── DATASET ROWS ──
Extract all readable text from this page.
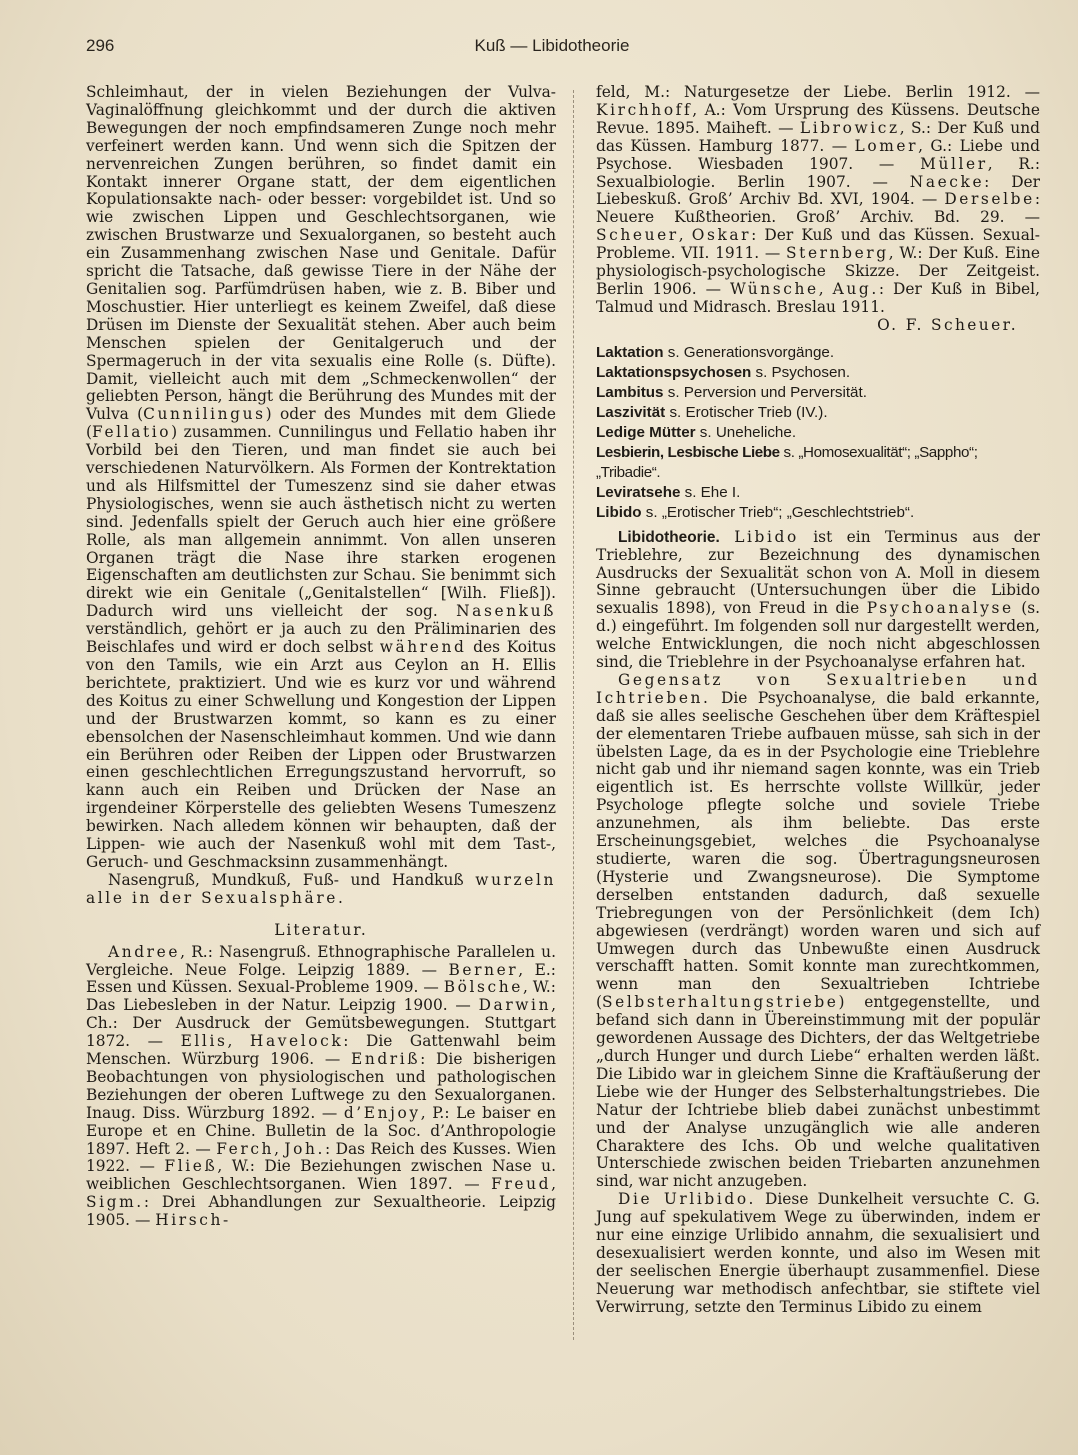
296	Kuß — Libidotheorie

Schleimhaut, der in vielen Beziehungen der Vulva-Vaginalöffnung gleichkommt und der durch die aktiven Bewegungen der noch empfindsameren Zunge noch mehr verfeinert werden kann. Und wenn sich die Spitzen der nervenreichen Zungen berühren, so findet damit ein Kontakt innerer Organe statt, der dem eigentlichen Kopulationsakte nach- oder besser: vorgebildet ist. Und so wie zwischen Lippen und Geschlechtsorganen, wie zwischen Brustwarze und Sexualorganen, so besteht auch ein Zusammenhang zwischen Nase und Genitale. Dafür spricht die Tatsache, daß gewisse Tiere in der Nähe der Genitalien sog. Parfümdrüsen haben, wie z. B. Biber und Moschustier. Hier unterliegt es keinem Zweifel, daß diese Drüsen im Dienste der Sexualität stehen. Aber auch beim Menschen spielen der Genitalgeruch und der Spermageruch in der vita sexualis eine Rolle (s. Düfte). Damit, vielleicht auch mit dem „Schmeckenwollen“ der geliebten Person, hängt die Berührung des Mundes mit der Vulva (Cunnilingus) oder des Mundes mit dem Gliede (Fellatio) zusammen. Cunnilingus und Fellatio haben ihr Vorbild bei den Tieren, und man findet sie auch bei verschiedenen Naturvölkern. Als Formen der Kontrektation und als Hilfsmittel der Tumeszenz sind sie daher etwas Physiologisches, wenn sie auch ästhetisch nicht zu werten sind. Jedenfalls spielt der Geruch auch hier eine größere Rolle, als man allgemein annimmt. Von allen unseren Organen trägt die Nase ihre starken erogenen Eigenschaften am deutlichsten zur Schau. Sie benimmt sich direkt wie ein Genitale („Genitalstellen“ [Wilh. Fließ]). Dadurch wird uns vielleicht der sog. Nasenkuß verständlich, gehört er ja auch zu den Präliminarien des Beischlafes und wird er doch selbst während des Koitus von den Tamils, wie ein Arzt aus Ceylon an H. Ellis berichtete, praktiziert. Und wie es kurz vor und während des Koitus zu einer Schwellung und Kongestion der Lippen und der Brustwarzen kommt, so kann es zu einer ebensolchen der Nasenschleimhaut kommen. Und wie dann ein Berühren oder Reiben der Lippen oder Brustwarzen einen geschlechtlichen Erregungszustand hervorruft, so kann auch ein Reiben und Drücken der Nase an irgendeiner Körperstelle des geliebten Wesens Tumeszenz bewirken. Nach alledem können wir behaupten, daß der Lippen- wie auch der Nasenkuß wohl mit dem Tast-, Geruch- und Geschmacksinn zusammenhängt.

Nasengruß, Mundkuß, Fuß- und Handkuß wurzeln alle in der Sexualsphäre.

Literatur.

Andree, R.: Nasengruß. Ethnographische Parallelen u. Vergleiche. Neue Folge. Leipzig 1889. — Berner, E.: Essen und Küssen. Sexual-Probleme 1909. — Bölsche, W.: Das Liebesleben in der Natur. Leipzig 1900. — Darwin, Ch.: Der Ausdruck der Gemütsbewegungen. Stuttgart 1872. — Ellis, Havelock: Die Gattenwahl beim Menschen. Würzburg 1906. — Endriß: Die bisherigen Beobachtungen von physiologischen und pathologischen Beziehungen der oberen Luftwege zu den Sexualorganen. Inaug. Diss. Würzburg 1892. — d’Enjoy, P.: Le baiser en Europe et en Chine. Bulletin de la Soc. d’Anthropologie 1897. Heft 2. — Ferch, Joh.: Das Reich des Kusses. Wien 1922. — Fließ, W.: Die Beziehungen zwischen Nase u. weiblichen Geschlechtsorganen. Wien 1897. — Freud, Sigm.: Drei Abhandlungen zur Sexualtheorie. Leipzig 1905. — Hirsch-

feld, M.: Naturgesetze der Liebe. Berlin 1912. — Kirchhoff, A.: Vom Ursprung des Küssens. Deutsche Revue. 1895. Maiheft. — Librowicz, S.: Der Kuß und das Küssen. Hamburg 1877. — Lomer, G.: Liebe und Psychose. Wiesbaden 1907. — Müller, R.: Sexualbiologie. Berlin 1907. — Naecke: Der Liebeskuß. Groß’ Archiv Bd. XVI, 1904. — Derselbe: Neuere Kußtheorien. Groß’ Archiv. Bd. 29. — Scheuer, Oskar: Der Kuß und das Küssen. Sexual-Probleme. VII. 1911. — Sternberg, W.: Der Kuß. Eine physiologisch-psychologische Skizze. Der Zeitgeist. Berlin 1906. — Wünsche, Aug.: Der Kuß in Bibel, Talmud und Midrasch. Breslau 1911.

O. F. Scheuer.
Laktation s. Generationsvorgänge.
Laktationspsychosen s. Psychosen.
Lambitus s. Perversion und Perversität.
Laszivität s. Erotischer Trieb (IV.).
Ledige Mütter s. Uneheliche.
Lesbierin, Lesbische Liebe s. „Homosexualität“; „Sappho“; „Tribadie“.
Leviratsehe s. Ehe I.
Libido s. „Erotischer Trieb“; „Geschlechtstrieb“.

Libidotheorie. Libido ist ein Terminus aus der Trieblehre, zur Bezeichnung des dynamischen Ausdrucks der Sexualität schon von A. Moll in diesem Sinne gebraucht (Untersuchungen über die Libido sexualis 1898), von Freud in die Psychoanalyse (s. d.) eingeführt. Im folgenden soll nur dargestellt werden, welche Entwicklungen, die noch nicht abgeschlossen sind, die Trieblehre in der Psychoanalyse erfahren hat.

Gegensatz von Sexualtrieben und Ichtrieben. Die Psychoanalyse, die bald erkannte, daß sie alles seelische Geschehen über dem Kräftespiel der elementaren Triebe aufbauen müsse, sah sich in der übelsten Lage, da es in der Psychologie eine Trieblehre nicht gab und ihr niemand sagen konnte, was ein Trieb eigentlich ist. Es herrschte vollste Willkür, jeder Psychologe pflegte solche und soviele Triebe anzunehmen, als ihm beliebte. Das erste Erscheinungsgebiet, welches die Psychoanalyse studierte, waren die sog. Übertragungsneurosen (Hysterie und Zwangsneurose). Die Symptome derselben entstanden dadurch, daß sexuelle Triebregungen von der Persönlichkeit (dem Ich) abgewiesen (verdrängt) worden waren und sich auf Umwegen durch das Unbewußte einen Ausdruck verschafft hatten. Somit konnte man zurechtkommen, wenn man den Sexualtrieben Ichtriebe (Selbsterhaltungstriebe) entgegenstellte, und befand sich dann in Übereinstimmung mit der populär gewordenen Aussage des Dichters, der das Weltgetriebe „durch Hunger und durch Liebe“ erhalten werden läßt. Die Libido war in gleichem Sinne die Kraftäußerung der Liebe wie der Hunger des Selbsterhaltungstriebes. Die Natur der Ichtriebe blieb dabei zunächst unbestimmt und der Analyse unzugänglich wie alle anderen Charaktere des Ichs. Ob und welche qualitativen Unterschiede zwischen beiden Triebarten anzunehmen sind, war nicht anzugeben.

Die Urlibido. Diese Dunkelheit versuchte C. G. Jung auf spekulativem Wege zu überwinden, indem er nur eine einzige Urlibido annahm, die sexualisiert und desexualisiert werden konnte, und also im Wesen mit der seelischen Energie überhaupt zusammenfiel. Diese Neuerung war methodisch anfechtbar, sie stiftete viel Verwirrung, setzte den Terminus Libido zu einem
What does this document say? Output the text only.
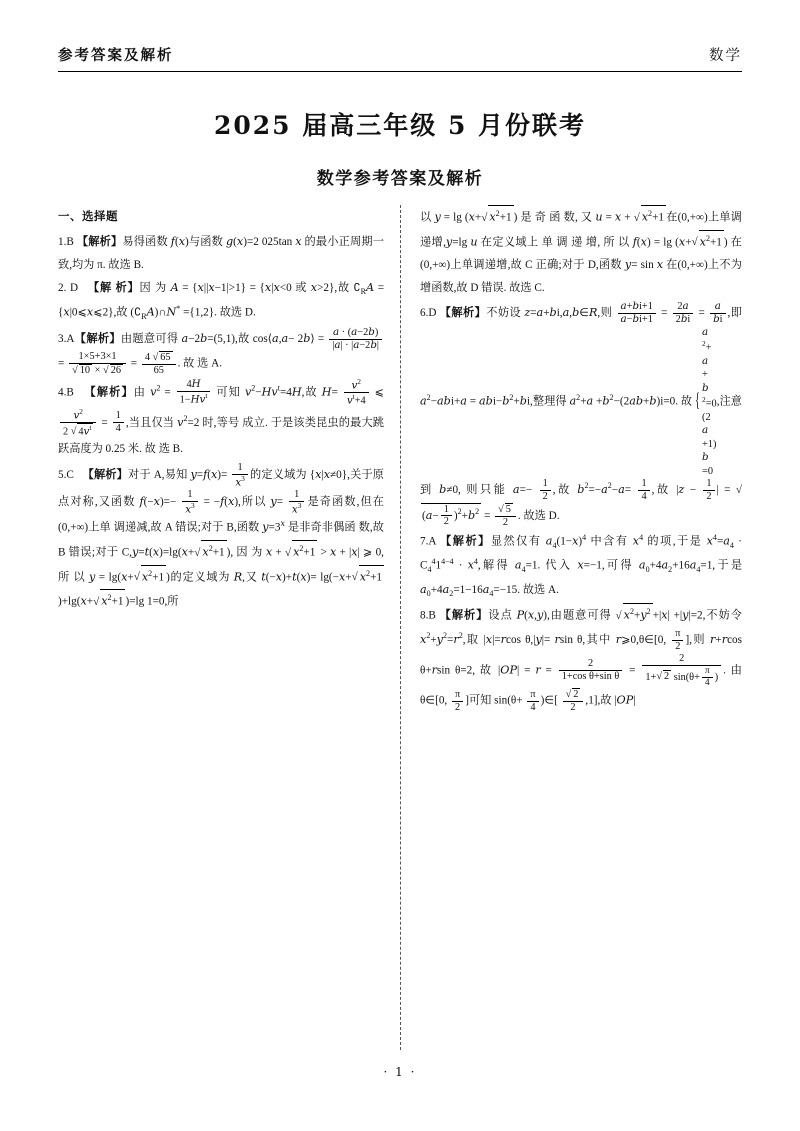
参考答案及解析	数学
2025 届高三年级 5 月份联考
数学参考答案及解析
一、选择题
1.B 【解析】易得函数 f(x)与函数 g(x)=2 025tan x 的最小正周期一致,均为 π. 故选 B.
2. D 　【解 析】因 为 A = {x||x−1|>1} = {x|x<0 或 x>2},故 $∁_RA$ = {x|0⩽x⩽2},故 $(∁_RA)\cap N^* =\{1,2\}$. 故选 D.
3.A【解析】由题意可得 a−2b=(5,1),故 cos⟨a,a− 2b⟩ = $\frac{a \cdot (a-2b)}{|a| \cdot |a-2b|}$
= $\frac{1\times 5+3\times 1}{√ 10 \times √ 26} = \frac{4 √ 65}{65}$ . 故 选 A.
4.B 　【解析】由 $v^2 = \frac{4H}{1-Hv^t}$ 可知 $v^2-Hv^t=4H$,故 $H= \frac{v^2}{v^t+4}$ ⩽
$\frac{v^2}{2 √ 4v^t} = \frac{1}{4}$ ,当且仅当 $v^2=2$ 时,等号 成立. 于是该类昆虫的最大跳跃高度为 0.25 米. 故 选 B.
5.C 　【解析】对于 A,易知 $y=f(x)= \frac{1}{x^3}$ 的定义域为 {x|x≠0},关于原点对称,又函数 $f(-x)=- \frac{1}{x^3} = -f(x)$,所以 $y= \frac{1}{x^3}$ 是奇函数,但在(0,+∞)上单 调递减,故 A 错误;对于 B,函数 $y=3^x$ 是非奇非偶函 数,故 B 错误;对于 C,y=t(x)=lg(x+√ $x^2+1$ ), 因 为 x + √ $x^2+1 > x + |x|$ ⩾ 0, 所 以 y = lg(x+√ $x^2+1$ )的定义域为 R,又 t(−x)+t(x)= lg(−x+√ $x^2+1)+\lg(x+√$ $x^2+1$ )=lg 1=0,所
以 y = lg (x+√ $x^2+1$ ) 是 奇 函 数, 又 u = x + √ $x^2+1$ 在(0,+∞)上单调递增,y=lg u 在定义域上 单 调 递 增, 所 以 f(x) = lg (x+√ $x^2+1$ ) 在 (0,+∞)上单调递增,故 C 正确;对于 D,函数 y= sin x 在(0,+∞)上不为增函数,故 D 错误. 故选 C.
6.D 【解析】不妨设 z=a+bi,a,b∈R,则 $\frac{a+bi+1}{a-bi+1} = \frac{2a}{2bi} = \frac{a}{bi}$ ,即 $a^2-abi+a = abi-b^2+bi$,整理得 $a^2+a +b^2-(2ab+b)i=0$. 故
{ a
$^2$+
a
+
b
$^2$=0
(2
a
+1)
b
=0
,注意到 b≠0, 则只能 $a=- \frac{1}{2}$ ,故 $b^2=-a^2-a= \frac{1}{4}$ ,故 $|z - \frac{1}{2}$ | = $√(a- \frac{1}{2} )^2+b^2 = \frac{√ 5}{2}$ . 故选 D.
7.A 【解析】显然仅有 $a_4(1-x)^4$ 中含有 $x^4$ 的项,于是 $x^4=a_4 \cdot C_4^41^{4-4} \cdot x^4$,解得 $a_4=1$. 代入 x=−1,可得 $a_0+4a_2+16a_4=1$,于是 $a_0+4a_2=1-16a_4=-15$. 故选 A.
8.B 【解析】设点 P(x,y),由题意可得 √ $x^2+y^2 +|x| +|y|=2$,不妨令 $x^2+y^2=r^2$,取 |x|=rcos θ,|y|= rsin θ,其中 r⩾0,θ∈[0, $\frac{\pi}{2}$ ],则 r+rcos θ+rsin θ=2, 故 $|OP| = r = \frac{2}{\text{1+cos θ+sin θ}} = \frac{2}{1+√ 2 \sin(\theta+ \frac{\pi}{4} )}$ . 由 θ∈[0, $\frac{\pi}{2}$ ]可知 $\sin(\theta+ \frac{\pi}{4}$ )∈[ $\frac{√ 2}{2} ,1$],故 |OP|
· 1 ·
───
JOB: Look over the records above and copy each line that includes the string "Nasengruß".

RESPONSE TO THE TASK:
Nasengruß, Mundkuß, Fuß- und Handkuß wurzeln alle in der Sexualsphäre.
Andree, R.: Nasengruß. Ethnographische Parallelen u. Vergleiche. Neue Folge. Leipzig 1889. — Berner, E.: Essen und Küssen. Sexual-Probleme 1909. — Bölsche, W.: Das Liebesleben in der Natur. Leipzig 1900. — Darwin, Ch.: Der Ausdruck der Gemütsbewegungen. Stuttgart 1872. — Ellis, Havelock: Die Gattenwahl beim Menschen. Würzburg 1906. — Endriß: Die bisherigen Beobachtungen von physiologischen und pathologischen Beziehungen der oberen Luftwege zu den Sexualorganen. Inaug. Diss. Würzburg 1892. — d’Enjoy, P.: Le baiser en Europe et en Chine. Bulletin de la Soc. d’Anthropologie 1897. Heft 2. — Ferch, Joh.: Das Reich des Kusses. Wien 1922. — Fließ, W.: Die Beziehungen zwischen Nase u. weiblichen Geschlechtsorganen. Wien 1897. — Freud, Sigm.: Drei Abhandlungen zur Sexualtheorie. Leipzig 1905. — Hirsch-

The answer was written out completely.